> _RECORDS FOR THIS EXERCISE_
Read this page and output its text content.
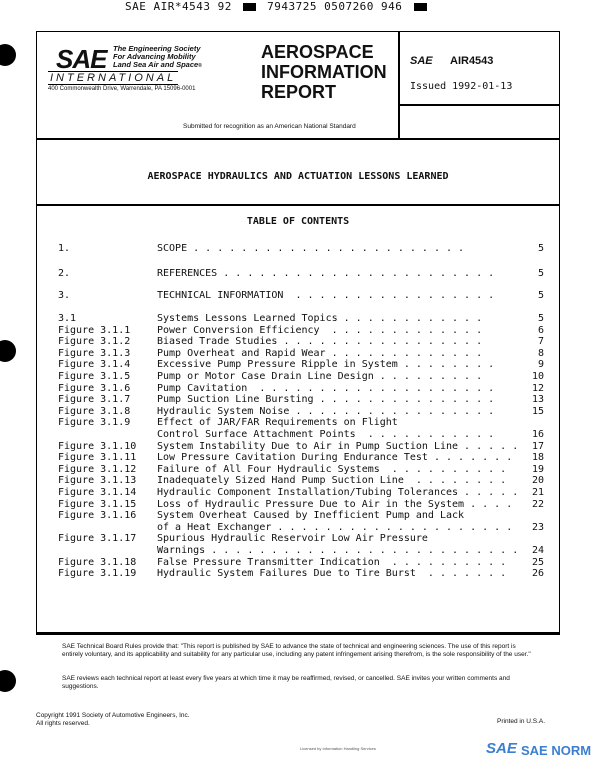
SAE AIR*4543 92	7943725 0507260 946
SAE The Engineering Society
For Advancing Mobility
Land Sea Air and Space®
INTERNATIONAL
400 Commonwealth Drive, Warrendale, PA 15096-0001
AEROSPACE
INFORMATION
REPORT
SAE AIR4543
Issued 1992-01-13
Submitted for recognition as an American National Standard
AEROSPACE HYDRAULICS AND ACTUATION LESSONS LEARNED
TABLE OF CONTENTS
1.	SCOPE . . . . . . . . . . . . . . . . . . . . . . .	5
2.	REFERENCES . . . . . . . . . . . . . . . . . . . . . . .	5
3.	TECHNICAL INFORMATION  . . . . . . . . . . . . . . . . .	5
3.1	Systems Lessons Learned Topics . . . . . . . . . . . .	5
Figure 3.1.1	Power Conversion Efficiency  . . . . . . . . . . . . .	6
Figure 3.1.2	Biased Trade Studies . . . . . . . . . . . . . . . . .	7
Figure 3.1.3	Pump Overheat and Rapid Wear . . . . . . . . . . . . .	8
Figure 3.1.4	Excessive Pump Pressure Ripple in System . . . . . . . .	9
Figure 3.1.5	Pump or Motor Case Drain Line Design . . . . . . . . .	10
Figure 3.1.6	Pump Cavitation  . . . . . . . . . . . . . . . . . . . .	12
Figure 3.1.7	Pump Suction Line Bursting . . . . . . . . . . . . . . .	13
Figure 3.1.8	Hydraulic System Noise . . . . . . . . . . . . . . . . .	15
Figure 3.1.9	Effect of JAR/FAR Requirements on Flight
Control Surface Attachment Points  . . . . . . . . . . .	16
Figure 3.1.10 System Instability Due to Air in Pump Suction Line . . . . .	17
Figure 3.1.11 Low Pressure Cavitation During Endurance Test . . . . . . .	18
Figure 3.1.12 Failure of All Four Hydraulic Systems  . . . . . . . . . .	19
Figure 3.1.13 Inadequately Sized Hand Pump Suction Line  . . . . . . . .	20
Figure 3.1.14 Hydraulic Component Installation/Tubing Tolerances . . . . .	21
Figure 3.1.15 Loss of Hydraulic Pressure Due to Air in the System . . . .	22
Figure 3.1.16 System Overheat Caused by Inefficient Pump and Lack
of a Heat Exchanger . . . . . . . . . . . . . . . . . . . .	23
Figure 3.1.17 Spurious Hydraulic Reservoir Low Air Pressure
Warnings . . . . . . . . . . . . . . . . . . . . . . . . . .	24
Figure 3.1.18 False Pressure Transmitter Indication  . . . . . . . . . .	25
Figure 3.1.19 Hydraulic System Failures Due to Tire Burst  . . . . . . .	26
SAE Technical Board Rules provide that: "This report is published by SAE to advance the state of technical and engineering sciences. The use of this report is entirely voluntary, and its applicability and suitability for any particular use, including any patent infringement arising therefrom, is the sole responsibility of the user."
SAE reviews each technical report at least every five years at which time it may be reaffirmed, revised, or cancelled. SAE invites your written comments and suggestions.
Copyright 1991 Society of Automotive Engineers, Inc.
All rights reserved.	Printed in U.S.A.
Licensed by Information Handling Services	SAE SAE NORM
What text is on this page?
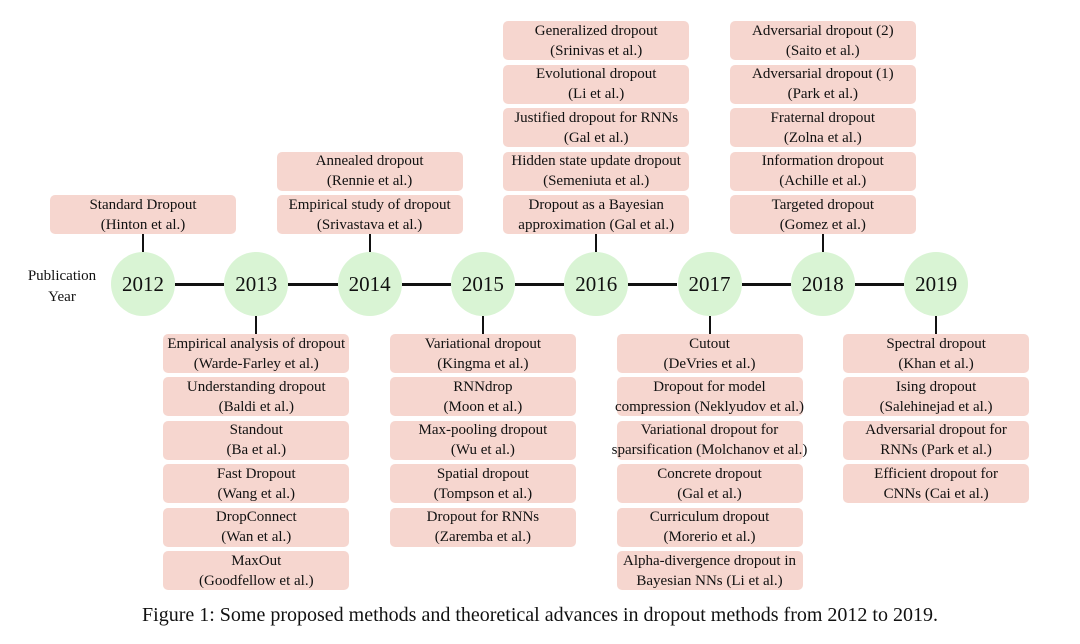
Publication
Year
Figure 1: Some proposed methods and theoretical advances in dropout methods from 2012 to 2019.
2012
Standard Dropout
(Hinton et al.)
2013
Empirical analysis of dropout
(Warde-Farley et al.)
Understanding dropout
(Baldi et al.)
Standout
(Ba et al.)
Fast Dropout
(Wang et al.)
DropConnect
(Wan et al.)
MaxOut
(Goodfellow et al.)
2014
Annealed dropout
(Rennie et al.)
Empirical study of dropout
(Srivastava et al.)
2015
Variational dropout
(Kingma et al.)
RNNdrop
(Moon et al.)
Max-pooling dropout
(Wu et al.)
Spatial dropout
(Tompson et al.)
Dropout for RNNs
(Zaremba et al.)
2016
Generalized dropout
(Srinivas et al.)
Evolutional dropout
(Li et al.)
Justified dropout for RNNs
(Gal et al.)
Hidden state update dropout
(Semeniuta et al.)
Dropout as a Bayesian
approximation (Gal et al.)
2017
Cutout
(DeVries et al.)
Dropout for model
compression (Neklyudov et al.)
Variational dropout for
sparsification (Molchanov et al.)
Concrete dropout
(Gal et al.)
Curriculum dropout
(Morerio et al.)
Alpha-divergence dropout in
Bayesian NNs (Li et al.)
2018
Adversarial dropout (2)
(Saito et al.)
Adversarial dropout (1)
(Park et al.)
Fraternal dropout
(Zolna et al.)
Information dropout
(Achille et al.)
Targeted dropout
(Gomez et al.)
2019
Spectral dropout
(Khan et al.)
Ising dropout
(Salehinejad et al.)
Adversarial dropout for
RNNs (Park et al.)
Efficient dropout for
CNNs (Cai et al.)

> _DIRECTIONS_
Only the number is wanted: how many lines of these entries contain the string "Suction"?

> _ANSWER TO THE EXERCISE_
3